(Records from a collection of figures)

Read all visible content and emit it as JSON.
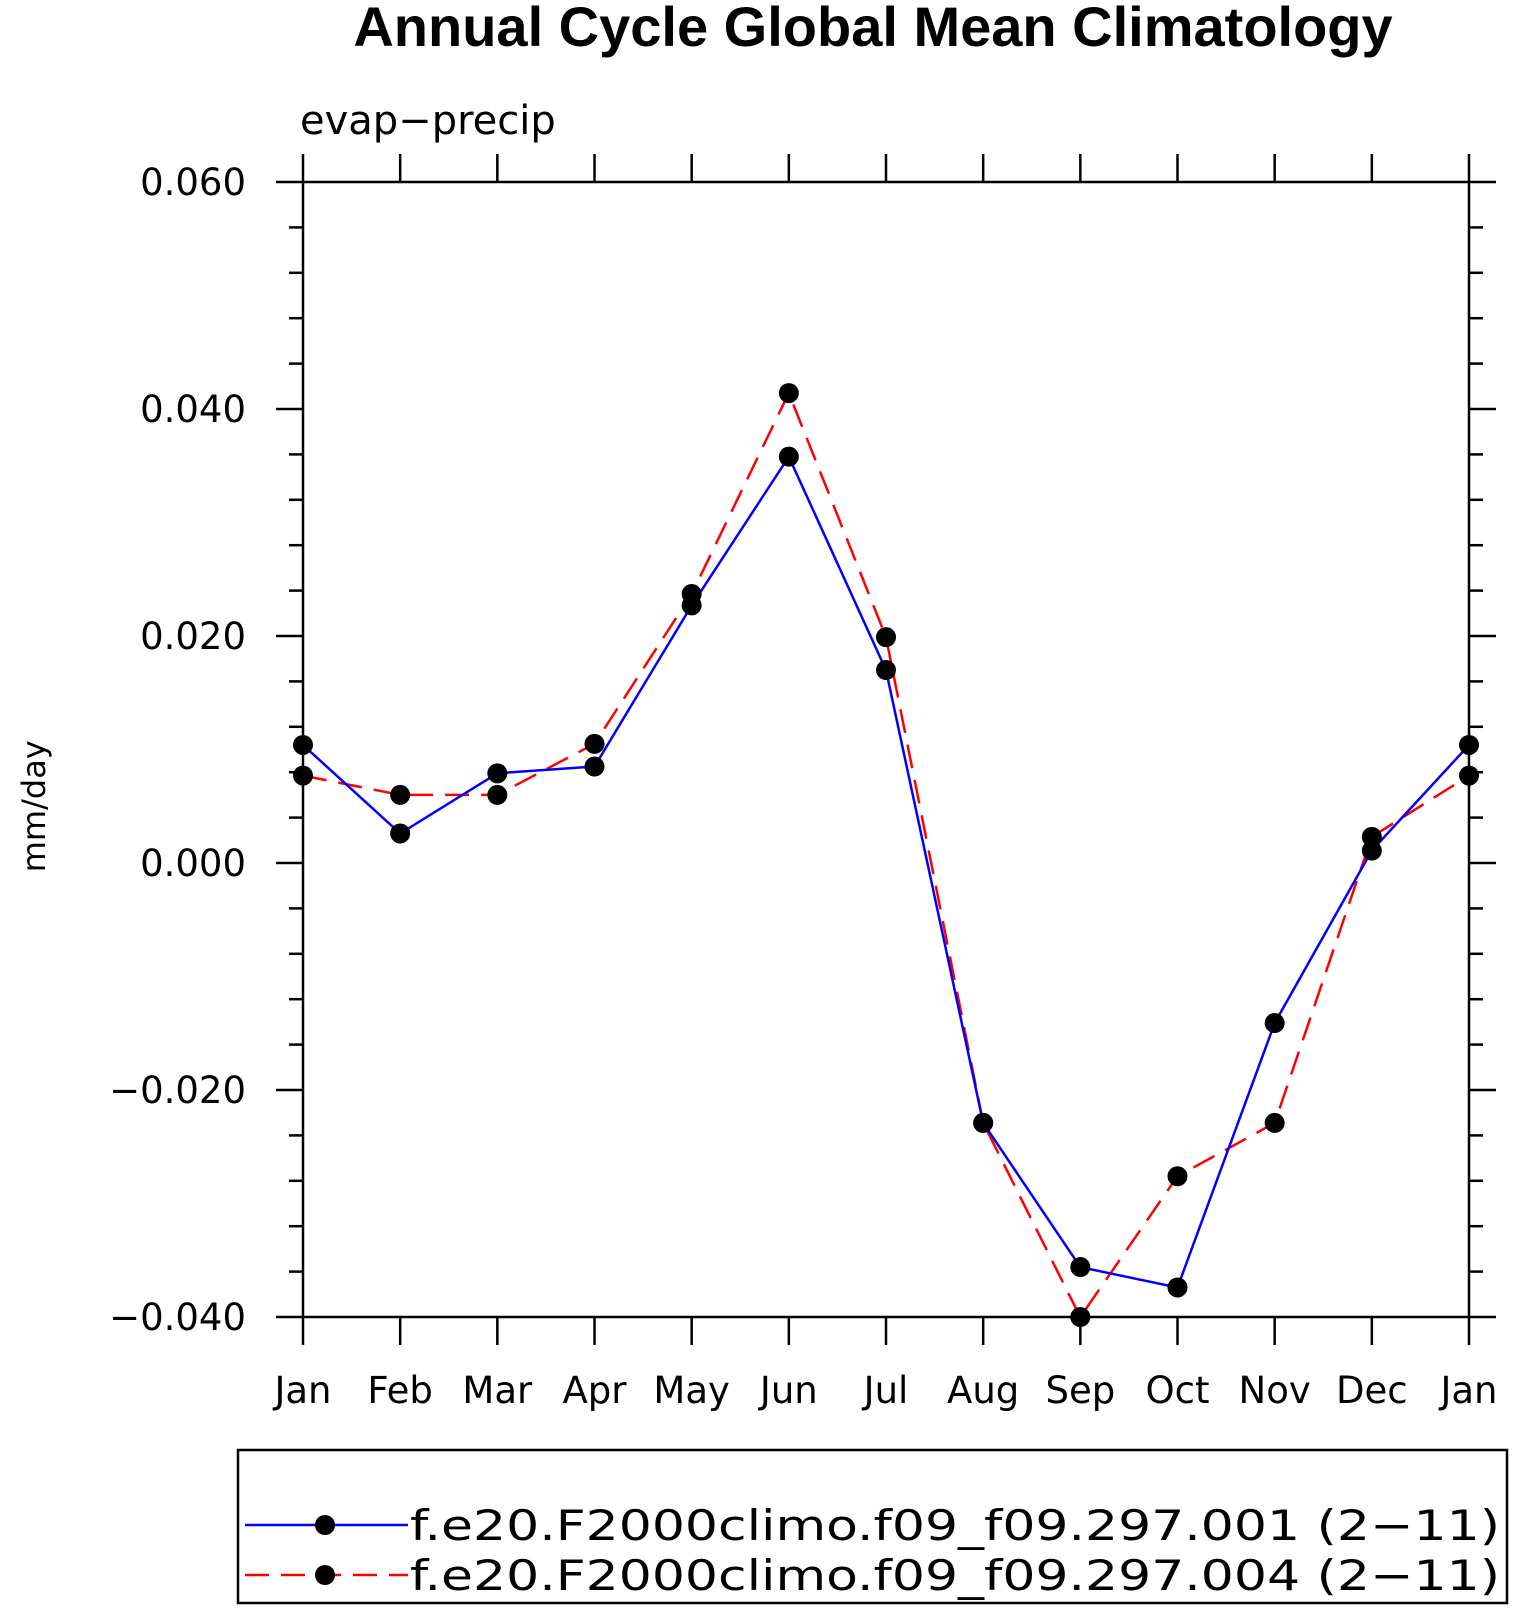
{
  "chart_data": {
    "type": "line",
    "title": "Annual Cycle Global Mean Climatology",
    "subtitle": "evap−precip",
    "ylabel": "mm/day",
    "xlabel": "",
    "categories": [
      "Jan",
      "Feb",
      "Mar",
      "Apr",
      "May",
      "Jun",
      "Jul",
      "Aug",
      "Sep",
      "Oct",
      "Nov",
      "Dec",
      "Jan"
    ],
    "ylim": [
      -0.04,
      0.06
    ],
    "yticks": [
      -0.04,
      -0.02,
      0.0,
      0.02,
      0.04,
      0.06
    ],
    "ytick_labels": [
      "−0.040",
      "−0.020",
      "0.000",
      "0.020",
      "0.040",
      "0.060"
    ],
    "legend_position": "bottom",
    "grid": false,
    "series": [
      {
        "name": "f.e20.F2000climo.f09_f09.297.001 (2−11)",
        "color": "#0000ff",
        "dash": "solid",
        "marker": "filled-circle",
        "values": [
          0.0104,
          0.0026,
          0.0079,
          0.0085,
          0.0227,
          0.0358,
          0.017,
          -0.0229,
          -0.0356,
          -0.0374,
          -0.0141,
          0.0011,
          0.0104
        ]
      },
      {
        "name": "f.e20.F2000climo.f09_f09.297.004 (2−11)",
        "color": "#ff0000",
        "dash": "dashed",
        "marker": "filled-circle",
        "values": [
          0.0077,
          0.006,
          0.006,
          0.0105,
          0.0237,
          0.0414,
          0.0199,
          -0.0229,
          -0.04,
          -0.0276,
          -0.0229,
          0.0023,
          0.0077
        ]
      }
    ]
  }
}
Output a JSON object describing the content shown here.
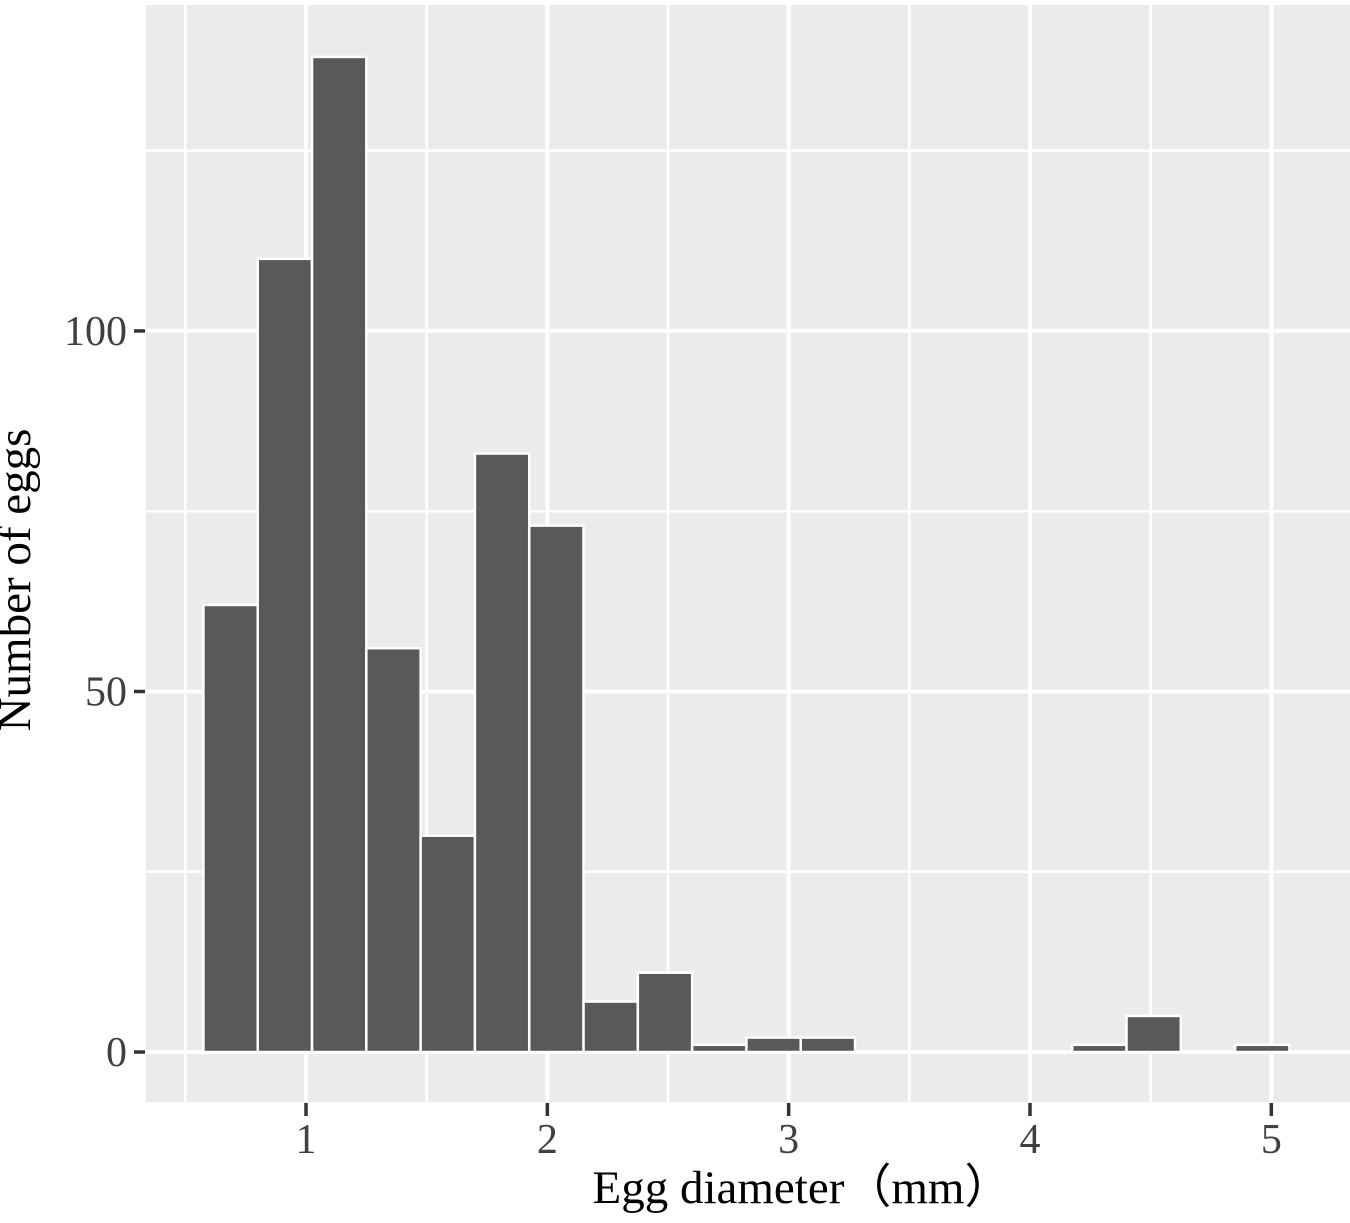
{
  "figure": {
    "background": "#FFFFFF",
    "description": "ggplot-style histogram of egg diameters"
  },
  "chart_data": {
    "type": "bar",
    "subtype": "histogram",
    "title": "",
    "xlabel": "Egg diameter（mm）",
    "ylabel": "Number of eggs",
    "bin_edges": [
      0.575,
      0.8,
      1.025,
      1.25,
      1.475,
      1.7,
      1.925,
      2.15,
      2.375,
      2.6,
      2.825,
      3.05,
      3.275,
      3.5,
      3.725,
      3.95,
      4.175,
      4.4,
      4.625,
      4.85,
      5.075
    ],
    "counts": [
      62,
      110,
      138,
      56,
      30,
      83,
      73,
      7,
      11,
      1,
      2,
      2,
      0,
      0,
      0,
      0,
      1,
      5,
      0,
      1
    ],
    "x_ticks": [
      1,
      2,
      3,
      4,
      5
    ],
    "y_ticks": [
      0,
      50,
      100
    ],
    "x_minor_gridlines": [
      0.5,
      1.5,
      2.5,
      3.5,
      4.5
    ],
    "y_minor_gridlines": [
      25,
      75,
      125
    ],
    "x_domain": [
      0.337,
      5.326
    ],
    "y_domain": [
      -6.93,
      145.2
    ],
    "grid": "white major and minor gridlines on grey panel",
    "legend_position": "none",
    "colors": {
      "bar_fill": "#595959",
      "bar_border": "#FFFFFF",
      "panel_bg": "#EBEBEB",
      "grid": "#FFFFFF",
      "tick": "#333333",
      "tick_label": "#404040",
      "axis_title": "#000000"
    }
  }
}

_SET TASK_:
Set down the material above as is, without any pictures.

_EXERCISE ANSWER_:
Read all visible content and emit it as JSON.
{
  "chart_data": {
    "type": "line",
    "title": "Annual Cycle Global Mean Climatology",
    "subtitle": "evap−precip",
    "ylabel": "mm/day",
    "xlabel": "",
    "categories": [
      "Jan",
      "Feb",
      "Mar",
      "Apr",
      "May",
      "Jun",
      "Jul",
      "Aug",
      "Sep",
      "Oct",
      "Nov",
      "Dec",
      "Jan"
    ],
    "ylim": [
      -0.04,
      0.06
    ],
    "yticks": [
      -0.04,
      -0.02,
      0.0,
      0.02,
      0.04,
      0.06
    ],
    "ytick_labels": [
      "−0.040",
      "−0.020",
      "0.000",
      "0.020",
      "0.040",
      "0.060"
    ],
    "legend_position": "bottom",
    "grid": false,
    "series": [
      {
        "name": "f.e20.F2000climo.f09_f09.297.001 (2−11)",
        "color": "#0000ff",
        "dash": "solid",
        "marker": "filled-circle",
        "values": [
          0.0104,
          0.0026,
          0.0079,
          0.0085,
          0.0227,
          0.0358,
          0.017,
          -0.0229,
          -0.0356,
          -0.0374,
          -0.0141,
          0.0011,
          0.0104
        ]
      },
      {
        "name": "f.e20.F2000climo.f09_f09.297.004 (2−11)",
        "color": "#ff0000",
        "dash": "dashed",
        "marker": "filled-circle",
        "values": [
          0.0077,
          0.006,
          0.006,
          0.0105,
          0.0237,
          0.0414,
          0.0199,
          -0.0229,
          -0.04,
          -0.0276,
          -0.0229,
          0.0023,
          0.0077
        ]
      }
    ]
  }
}
Output a JSON object describing the content shown here.
{
  "figure": {
    "background": "#FFFFFF",
    "description": "ggplot-style histogram of egg diameters"
  },
  "chart_data": {
    "type": "bar",
    "subtype": "histogram",
    "title": "",
    "xlabel": "Egg diameter（mm）",
    "ylabel": "Number of eggs",
    "bin_edges": [
      0.575,
      0.8,
      1.025,
      1.25,
      1.475,
      1.7,
      1.925,
      2.15,
      2.375,
      2.6,
      2.825,
      3.05,
      3.275,
      3.5,
      3.725,
      3.95,
      4.175,
      4.4,
      4.625,
      4.85,
      5.075
    ],
    "counts": [
      62,
      110,
      138,
      56,
      30,
      83,
      73,
      7,
      11,
      1,
      2,
      2,
      0,
      0,
      0,
      0,
      1,
      5,
      0,
      1
    ],
    "x_ticks": [
      1,
      2,
      3,
      4,
      5
    ],
    "y_ticks": [
      0,
      50,
      100
    ],
    "x_minor_gridlines": [
      0.5,
      1.5,
      2.5,
      3.5,
      4.5
    ],
    "y_minor_gridlines": [
      25,
      75,
      125
    ],
    "x_domain": [
      0.337,
      5.326
    ],
    "y_domain": [
      -6.93,
      145.2
    ],
    "grid": "white major and minor gridlines on grey panel",
    "legend_position": "none",
    "colors": {
      "bar_fill": "#595959",
      "bar_border": "#FFFFFF",
      "panel_bg": "#EBEBEB",
      "grid": "#FFFFFF",
      "tick": "#333333",
      "tick_label": "#404040",
      "axis_title": "#000000"
    }
  }
}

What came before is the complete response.